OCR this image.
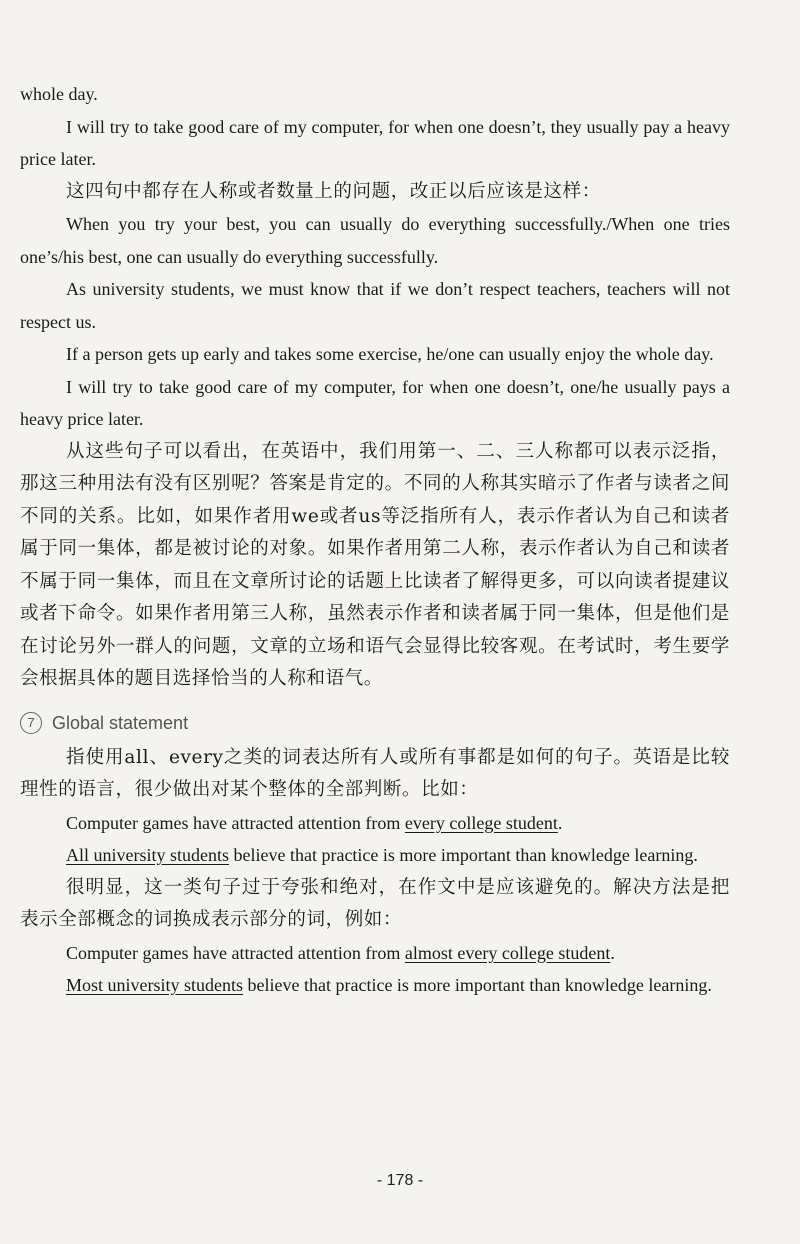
whole day.

I will try to take good care of my computer, for when one doesn’t, they usually pay a heavy price later.

这四句中都存在人称或者数量上的问题，改正以后应该是这样：

When you try your best, you can usually do everything successfully./When one tries one’s/his best, one can usually do everything successfully.

As university students, we must know that if we don’t respect teachers, teachers will not respect us.

If a person gets up early and takes some exercise, he/one can usually enjoy the whole day.

I will try to take good care of my computer, for when one doesn’t, one/he usually pays a heavy price later.

从这些句子可以看出，在英语中，我们用第一、二、三人称都可以表示泛指，那这三种用法有没有区别呢？答案是肯定的。不同的人称其实暗示了作者与读者之间不同的关系。比如，如果作者用we或者us等泛指所有人，表示作者认为自己和读者属于同一集体，都是被讨论的对象。如果作者用第二人称，表示作者认为自己和读者不属于同一集体，而且在文章所讨论的话题上比读者了解得更多，可以向读者提建议或者下命令。如果作者用第三人称，虽然表示作者和读者属于同一集体，但是他们是在讨论另外一群人的问题，文章的立场和语气会显得比较客观。在考试时，考生要学会根据具体的题目选择恰当的人称和语气。

7 Global statement

指使用all、every之类的词表达所有人或所有事都是如何的句子。英语是比较理性的语言，很少做出对某个整体的全部判断。比如：

Computer games have attracted attention from every college student.

All university students believe that practice is more important than knowledge learning.

很明显，这一类句子过于夸张和绝对，在作文中是应该避免的。解决方法是把表示全部概念的词换成表示部分的词，例如：

Computer games have attracted attention from almost every college student.

Most university students believe that practice is more important than knowledge learning.

- 178 -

=====

**Exercise:** Transcribe the records word for word and include no pictures.

**Response to the task:**
OCR this image.
whole day.

I will try to take good care of my computer, for when one doesn’t, they usually pay a heavy price later.

这四句中都存在人称或者数量上的问题，改正以后应该是这样：

When you try your best, you can usually do everything successfully./When one tries one’s/his best, one can usually do everything successfully.

As university students, we must know that if we don’t respect teachers, teachers will not respect us.

If a person gets up early and takes some exercise, he/one can usually enjoy the whole day.

I will try to take good care of my computer, for when one doesn’t, one/he usually pays a heavy price later.

从这些句子可以看出，在英语中，我们用第一、二、三人称都可以表示泛指，那这三种用法有没有区别呢？答案是肯定的。不同的人称其实暗示了作者与读者之间不同的关系。比如，如果作者用we或者us等泛指所有人，表示作者认为自己和读者属于同一集体，都是被讨论的对象。如果作者用第二人称，表示作者认为自己和读者不属于同一集体，而且在文章所讨论的话题上比读者了解得更多，可以向读者提建议或者下命令。如果作者用第三人称，虽然表示作者和读者属于同一集体，但是他们是在讨论另外一群人的问题，文章的立场和语气会显得比较客观。在考试时，考生要学会根据具体的题目选择恰当的人称和语气。

7 Global statement

指使用all、every之类的词表达所有人或所有事都是如何的句子。英语是比较理性的语言，很少做出对某个整体的全部判断。比如：

Computer games have attracted attention from every college student.

All university students believe that practice is more important than knowledge learning.

很明显，这一类句子过于夸张和绝对，在作文中是应该避免的。解决方法是把表示全部概念的词换成表示部分的词，例如：

Computer games have attracted attention from almost every college student.

Most university students believe that practice is more important than knowledge learning.

- 178 -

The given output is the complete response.